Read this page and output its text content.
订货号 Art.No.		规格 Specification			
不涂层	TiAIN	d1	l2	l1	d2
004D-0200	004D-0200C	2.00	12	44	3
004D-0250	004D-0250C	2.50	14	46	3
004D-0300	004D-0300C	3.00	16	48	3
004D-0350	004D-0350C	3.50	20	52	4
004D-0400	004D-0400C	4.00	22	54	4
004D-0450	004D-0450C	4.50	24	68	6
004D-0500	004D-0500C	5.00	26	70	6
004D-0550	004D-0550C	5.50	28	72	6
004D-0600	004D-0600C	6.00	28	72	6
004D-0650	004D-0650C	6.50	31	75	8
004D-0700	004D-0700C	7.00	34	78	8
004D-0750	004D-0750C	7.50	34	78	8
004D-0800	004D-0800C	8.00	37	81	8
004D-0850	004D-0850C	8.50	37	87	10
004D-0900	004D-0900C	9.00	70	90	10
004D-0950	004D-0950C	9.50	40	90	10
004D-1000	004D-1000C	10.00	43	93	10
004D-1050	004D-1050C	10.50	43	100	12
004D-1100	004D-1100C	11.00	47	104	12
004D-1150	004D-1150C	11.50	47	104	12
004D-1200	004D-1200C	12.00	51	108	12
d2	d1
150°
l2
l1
=-=-=-=-=
Produce a verbatim transcription of the entries above.

Task output.
Read this page and output its text content.
订货号 Art.No.		规格 Specification			
不涂层	TiAIN	d1	l2	l1	d2
004D-0200	004D-0200C	2.00	12	44	3
004D-0250	004D-0250C	2.50	14	46	3
004D-0300	004D-0300C	3.00	16	48	3
004D-0350	004D-0350C	3.50	20	52	4
004D-0400	004D-0400C	4.00	22	54	4
004D-0450	004D-0450C	4.50	24	68	6
004D-0500	004D-0500C	5.00	26	70	6
004D-0550	004D-0550C	5.50	28	72	6
004D-0600	004D-0600C	6.00	28	72	6
004D-0650	004D-0650C	6.50	31	75	8
004D-0700	004D-0700C	7.00	34	78	8
004D-0750	004D-0750C	7.50	34	78	8
004D-0800	004D-0800C	8.00	37	81	8
004D-0850	004D-0850C	8.50	37	87	10
004D-0900	004D-0900C	9.00	70	90	10
004D-0950	004D-0950C	9.50	40	90	10
004D-1000	004D-1000C	10.00	43	93	10
004D-1050	004D-1050C	10.50	43	100	12
004D-1100	004D-1100C	11.00	47	104	12
004D-1150	004D-1150C	11.50	47	104	12
004D-1200	004D-1200C	12.00	51	108	12
d2	d1
150°
l2
l1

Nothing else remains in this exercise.